#### EXCERPT ####

The famed 1985 magical realist novel of Nobel Prize winner Gabriel Garcia Marquez gets an ambitious but off-key cinematic adaptation that trips up except in the casting of Javier Bardem as its romantically enthusiastic protagonist. British director Mike Newell (Four Weddings and a Funeral) works from a script by Ronald Harwood (The Pianist) to tell the story of Florentino Ariza, a young poet living in turn-of-the-century Cartagena, Columbia who falls hopelessly in love with a girl named Fermina (Giovanna Mezzogiorno).
Fermina’s protective father (John Leguizamo) facilitates her rushed marriage to Dr. Juvenal Urbino (Benjamin Bratt), a European-educated aristocrat, thereby dooming Florentino to swear a lasting love that waits busily for the doctor’s death in order to reclaim his true love. But when the momentous event finally occurs 51 years later, Fermina takes torrential offense at Florentino’s vulgar attempt at cashing in on his vow of eternal fidelity and everlasting love.
“Don’t show your face again for the years of life that are left to you,” she says. “I hope there are very few of them.” Fermina’s hostile rebuke sets off the film’s flashback progression that eventually makes some sense of its grotesque title.

#### STORED ROWS ####

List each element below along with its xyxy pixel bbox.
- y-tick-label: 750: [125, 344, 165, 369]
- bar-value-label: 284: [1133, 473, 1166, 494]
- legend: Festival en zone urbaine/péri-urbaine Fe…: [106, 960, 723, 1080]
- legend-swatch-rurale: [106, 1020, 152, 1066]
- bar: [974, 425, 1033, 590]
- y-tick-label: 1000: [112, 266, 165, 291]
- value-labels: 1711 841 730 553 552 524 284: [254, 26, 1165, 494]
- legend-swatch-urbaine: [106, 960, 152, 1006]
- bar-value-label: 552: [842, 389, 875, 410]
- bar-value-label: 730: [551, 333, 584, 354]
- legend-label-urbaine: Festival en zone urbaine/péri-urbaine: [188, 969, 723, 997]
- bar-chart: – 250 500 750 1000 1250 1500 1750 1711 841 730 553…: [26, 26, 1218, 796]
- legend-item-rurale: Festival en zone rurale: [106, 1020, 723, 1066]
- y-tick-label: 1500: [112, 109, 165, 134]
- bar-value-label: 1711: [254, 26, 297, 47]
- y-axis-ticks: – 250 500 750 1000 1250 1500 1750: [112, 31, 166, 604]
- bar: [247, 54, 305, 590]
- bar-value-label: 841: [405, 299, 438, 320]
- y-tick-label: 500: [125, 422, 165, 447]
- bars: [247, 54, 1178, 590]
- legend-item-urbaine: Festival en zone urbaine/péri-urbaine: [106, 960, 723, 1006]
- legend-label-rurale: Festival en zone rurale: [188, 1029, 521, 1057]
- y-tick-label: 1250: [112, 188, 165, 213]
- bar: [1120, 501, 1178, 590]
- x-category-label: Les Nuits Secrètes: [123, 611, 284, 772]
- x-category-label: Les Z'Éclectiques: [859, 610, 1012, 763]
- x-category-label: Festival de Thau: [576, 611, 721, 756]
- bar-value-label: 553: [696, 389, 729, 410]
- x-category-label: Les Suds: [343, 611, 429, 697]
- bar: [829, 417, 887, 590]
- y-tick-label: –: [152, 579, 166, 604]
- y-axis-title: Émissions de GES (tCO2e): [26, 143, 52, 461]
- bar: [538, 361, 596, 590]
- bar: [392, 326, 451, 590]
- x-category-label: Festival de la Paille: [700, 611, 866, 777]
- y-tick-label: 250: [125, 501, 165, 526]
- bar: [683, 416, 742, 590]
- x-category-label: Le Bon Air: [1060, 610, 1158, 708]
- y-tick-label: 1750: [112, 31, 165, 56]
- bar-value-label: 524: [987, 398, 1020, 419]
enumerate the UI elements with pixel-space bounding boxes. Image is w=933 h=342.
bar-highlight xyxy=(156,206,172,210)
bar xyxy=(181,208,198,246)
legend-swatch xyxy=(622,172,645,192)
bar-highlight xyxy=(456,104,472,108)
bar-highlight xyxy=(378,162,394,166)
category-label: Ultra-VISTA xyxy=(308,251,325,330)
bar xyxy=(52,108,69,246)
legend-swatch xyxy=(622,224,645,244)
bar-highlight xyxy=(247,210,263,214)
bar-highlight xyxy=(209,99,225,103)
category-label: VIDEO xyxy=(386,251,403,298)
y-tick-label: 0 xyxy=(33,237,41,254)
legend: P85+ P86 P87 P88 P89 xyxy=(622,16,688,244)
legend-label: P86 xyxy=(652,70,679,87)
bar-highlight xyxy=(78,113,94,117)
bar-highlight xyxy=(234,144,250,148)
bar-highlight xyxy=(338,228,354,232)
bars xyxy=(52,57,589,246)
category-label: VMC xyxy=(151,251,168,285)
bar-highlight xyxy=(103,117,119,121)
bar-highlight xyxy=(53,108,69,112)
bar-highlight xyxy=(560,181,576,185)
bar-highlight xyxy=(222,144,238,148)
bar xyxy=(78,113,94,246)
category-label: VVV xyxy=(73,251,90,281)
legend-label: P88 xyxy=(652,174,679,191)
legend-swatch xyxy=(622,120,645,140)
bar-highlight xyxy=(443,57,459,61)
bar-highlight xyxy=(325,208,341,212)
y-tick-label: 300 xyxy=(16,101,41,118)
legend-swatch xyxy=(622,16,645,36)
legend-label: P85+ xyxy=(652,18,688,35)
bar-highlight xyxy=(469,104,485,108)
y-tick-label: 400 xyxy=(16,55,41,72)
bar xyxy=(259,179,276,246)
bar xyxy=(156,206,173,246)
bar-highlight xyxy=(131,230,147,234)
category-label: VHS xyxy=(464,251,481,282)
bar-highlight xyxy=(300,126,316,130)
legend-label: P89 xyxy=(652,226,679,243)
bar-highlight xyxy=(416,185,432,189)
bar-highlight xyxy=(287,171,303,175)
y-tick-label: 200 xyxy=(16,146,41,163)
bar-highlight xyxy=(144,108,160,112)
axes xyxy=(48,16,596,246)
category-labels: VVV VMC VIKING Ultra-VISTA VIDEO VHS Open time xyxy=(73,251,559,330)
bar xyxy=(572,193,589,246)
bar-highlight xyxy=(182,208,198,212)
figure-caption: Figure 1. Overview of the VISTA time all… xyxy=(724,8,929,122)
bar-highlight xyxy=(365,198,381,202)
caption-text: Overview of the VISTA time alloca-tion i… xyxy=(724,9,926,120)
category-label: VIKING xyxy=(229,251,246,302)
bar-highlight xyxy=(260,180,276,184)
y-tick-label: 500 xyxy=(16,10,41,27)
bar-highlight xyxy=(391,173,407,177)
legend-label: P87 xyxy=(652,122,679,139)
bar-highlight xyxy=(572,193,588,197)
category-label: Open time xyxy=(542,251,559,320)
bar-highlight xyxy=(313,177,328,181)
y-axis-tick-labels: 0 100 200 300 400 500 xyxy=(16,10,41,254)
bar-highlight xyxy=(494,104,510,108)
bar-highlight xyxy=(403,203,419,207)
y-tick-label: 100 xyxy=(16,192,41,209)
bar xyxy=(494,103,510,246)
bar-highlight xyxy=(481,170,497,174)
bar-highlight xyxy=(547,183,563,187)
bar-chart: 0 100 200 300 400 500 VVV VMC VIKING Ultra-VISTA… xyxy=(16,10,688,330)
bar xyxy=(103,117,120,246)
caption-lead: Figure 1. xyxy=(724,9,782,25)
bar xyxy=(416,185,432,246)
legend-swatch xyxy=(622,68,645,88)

####

## EXERCISE A
Transcribe the stretch of the film review from "The famed 1985" through "Fermina (Giovanna Mezzogiorno).".
## EXERCISE B
Decide whether each statement agrees with the film review, answering yes or no and quoting the deciding words: (i) Ronald Harwood wrote the script. (ii) Benjamin Bratt plays Fermina's father. (iii) The review singles out the casting of Javier Bardem as the exception to the adaptation's stumbles.

## EXERCISE RESULT A
The famed 1985 magical realist novel of Nobel Prize winner Gabriel Garcia Marquez gets an ambitious but off-key cinematic adaptation that trips up except in the casting of Javier Bardem as its romantically enthusiastic protagonist. British director Mike Newell (Four Weddings and a Funeral) works from a script by Ronald Harwood (The Pianist) to tell the story of Florentino Ariza, a young poet living in turn-of-the-century Cartagena, Columbia who falls hopelessly in love with a girl named Fermina (Giovanna Mezzogiorno).

## EXERCISE RESULT B
(i) Yes: "works from a script by Ronald Harwood (The Pianist)"
(ii) No: "Fermina’s protective father (John Leguizamo)"
(iii) Yes: "trips up except in the casting of Javier Bardem as its romantically enthusiastic protagonist"